[start of Supplied information]

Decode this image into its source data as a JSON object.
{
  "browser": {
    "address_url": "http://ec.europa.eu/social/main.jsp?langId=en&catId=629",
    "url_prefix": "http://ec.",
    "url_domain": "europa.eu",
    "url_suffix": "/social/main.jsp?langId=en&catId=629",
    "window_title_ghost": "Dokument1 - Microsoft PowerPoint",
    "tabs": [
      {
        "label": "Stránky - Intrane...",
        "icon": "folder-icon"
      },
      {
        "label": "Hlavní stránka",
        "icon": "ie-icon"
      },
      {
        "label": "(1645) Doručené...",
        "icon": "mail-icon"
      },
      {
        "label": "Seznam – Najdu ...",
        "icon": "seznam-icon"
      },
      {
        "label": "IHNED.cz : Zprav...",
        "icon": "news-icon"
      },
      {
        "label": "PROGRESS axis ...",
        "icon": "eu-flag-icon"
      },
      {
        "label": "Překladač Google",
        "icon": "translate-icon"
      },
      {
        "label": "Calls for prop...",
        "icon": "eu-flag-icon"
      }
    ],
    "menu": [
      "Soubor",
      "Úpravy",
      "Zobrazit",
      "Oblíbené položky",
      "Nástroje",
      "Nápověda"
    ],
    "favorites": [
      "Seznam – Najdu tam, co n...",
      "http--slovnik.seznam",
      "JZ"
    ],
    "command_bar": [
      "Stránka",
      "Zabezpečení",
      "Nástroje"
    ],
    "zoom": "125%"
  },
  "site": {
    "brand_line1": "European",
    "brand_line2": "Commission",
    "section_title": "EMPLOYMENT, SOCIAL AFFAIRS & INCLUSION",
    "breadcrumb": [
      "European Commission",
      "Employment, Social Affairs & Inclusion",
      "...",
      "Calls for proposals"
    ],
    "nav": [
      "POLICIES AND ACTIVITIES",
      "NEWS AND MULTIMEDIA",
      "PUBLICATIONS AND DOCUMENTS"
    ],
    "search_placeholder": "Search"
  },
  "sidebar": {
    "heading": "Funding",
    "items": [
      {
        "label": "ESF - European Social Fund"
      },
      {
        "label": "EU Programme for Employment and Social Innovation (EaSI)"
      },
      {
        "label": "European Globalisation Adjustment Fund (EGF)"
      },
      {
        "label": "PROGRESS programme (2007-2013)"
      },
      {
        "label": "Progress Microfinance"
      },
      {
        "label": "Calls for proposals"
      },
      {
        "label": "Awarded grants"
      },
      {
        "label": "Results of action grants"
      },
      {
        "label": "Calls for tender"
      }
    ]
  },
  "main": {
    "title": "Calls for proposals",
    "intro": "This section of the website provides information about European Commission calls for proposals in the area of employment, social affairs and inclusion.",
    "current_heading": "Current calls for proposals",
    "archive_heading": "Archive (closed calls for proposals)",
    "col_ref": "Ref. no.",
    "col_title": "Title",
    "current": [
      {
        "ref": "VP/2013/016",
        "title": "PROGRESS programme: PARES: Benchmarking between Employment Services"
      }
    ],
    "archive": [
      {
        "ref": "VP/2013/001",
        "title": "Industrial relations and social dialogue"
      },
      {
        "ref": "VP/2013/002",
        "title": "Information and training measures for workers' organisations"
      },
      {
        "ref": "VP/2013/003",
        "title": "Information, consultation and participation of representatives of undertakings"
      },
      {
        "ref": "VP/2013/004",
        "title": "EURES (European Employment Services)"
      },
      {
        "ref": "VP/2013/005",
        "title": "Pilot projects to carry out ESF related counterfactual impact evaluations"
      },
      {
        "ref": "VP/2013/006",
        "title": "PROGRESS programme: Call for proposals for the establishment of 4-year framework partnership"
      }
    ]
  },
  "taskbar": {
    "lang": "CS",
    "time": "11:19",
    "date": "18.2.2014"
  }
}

[end of Supplied information]

Given request – Would you reproduce all the entries exactly?

Full output –
Decode this image into its source data as a JSON object.
{
  "browser": {
    "address_url": "http://ec.europa.eu/social/main.jsp?langId=en&catId=629",
    "url_prefix": "http://ec.",
    "url_domain": "europa.eu",
    "url_suffix": "/social/main.jsp?langId=en&catId=629",
    "window_title_ghost": "Dokument1 - Microsoft PowerPoint",
    "tabs": [
      {
        "label": "Stránky - Intrane...",
        "icon": "folder-icon"
      },
      {
        "label": "Hlavní stránka",
        "icon": "ie-icon"
      },
      {
        "label": "(1645) Doručené...",
        "icon": "mail-icon"
      },
      {
        "label": "Seznam – Najdu ...",
        "icon": "seznam-icon"
      },
      {
        "label": "IHNED.cz : Zprav...",
        "icon": "news-icon"
      },
      {
        "label": "PROGRESS axis ...",
        "icon": "eu-flag-icon"
      },
      {
        "label": "Překladač Google",
        "icon": "translate-icon"
      },
      {
        "label": "Calls for prop...",
        "icon": "eu-flag-icon"
      }
    ],
    "menu": [
      "Soubor",
      "Úpravy",
      "Zobrazit",
      "Oblíbené položky",
      "Nástroje",
      "Nápověda"
    ],
    "favorites": [
      "Seznam – Najdu tam, co n...",
      "http--slovnik.seznam",
      "JZ"
    ],
    "command_bar": [
      "Stránka",
      "Zabezpečení",
      "Nástroje"
    ],
    "zoom": "125%"
  },
  "site": {
    "brand_line1": "European",
    "brand_line2": "Commission",
    "section_title": "EMPLOYMENT, SOCIAL AFFAIRS & INCLUSION",
    "breadcrumb": [
      "European Commission",
      "Employment, Social Affairs & Inclusion",
      "...",
      "Calls for proposals"
    ],
    "nav": [
      "POLICIES AND ACTIVITIES",
      "NEWS AND MULTIMEDIA",
      "PUBLICATIONS AND DOCUMENTS"
    ],
    "search_placeholder": "Search"
  },
  "sidebar": {
    "heading": "Funding",
    "items": [
      {
        "label": "ESF - European Social Fund"
      },
      {
        "label": "EU Programme for Employment and Social Innovation (EaSI)"
      },
      {
        "label": "European Globalisation Adjustment Fund (EGF)"
      },
      {
        "label": "PROGRESS programme (2007-2013)"
      },
      {
        "label": "Progress Microfinance"
      },
      {
        "label": "Calls for proposals"
      },
      {
        "label": "Awarded grants"
      },
      {
        "label": "Results of action grants"
      },
      {
        "label": "Calls for tender"
      }
    ]
  },
  "main": {
    "title": "Calls for proposals",
    "intro": "This section of the website provides information about European Commission calls for proposals in the area of employment, social affairs and inclusion.",
    "current_heading": "Current calls for proposals",
    "archive_heading": "Archive (closed calls for proposals)",
    "col_ref": "Ref. no.",
    "col_title": "Title",
    "current": [
      {
        "ref": "VP/2013/016",
        "title": "PROGRESS programme: PARES: Benchmarking between Employment Services"
      }
    ],
    "archive": [
      {
        "ref": "VP/2013/001",
        "title": "Industrial relations and social dialogue"
      },
      {
        "ref": "VP/2013/002",
        "title": "Information and training measures for workers' organisations"
      },
      {
        "ref": "VP/2013/003",
        "title": "Information, consultation and participation of representatives of undertakings"
      },
      {
        "ref": "VP/2013/004",
        "title": "EURES (European Employment Services)"
      },
      {
        "ref": "VP/2013/005",
        "title": "Pilot projects to carry out ESF related counterfactual impact evaluations"
      },
      {
        "ref": "VP/2013/006",
        "title": "PROGRESS programme: Call for proposals for the establishment of 4-year framework partnership"
      }
    ]
  },
  "taskbar": {
    "lang": "CS",
    "time": "11:19",
    "date": "18.2.2014"
  }
}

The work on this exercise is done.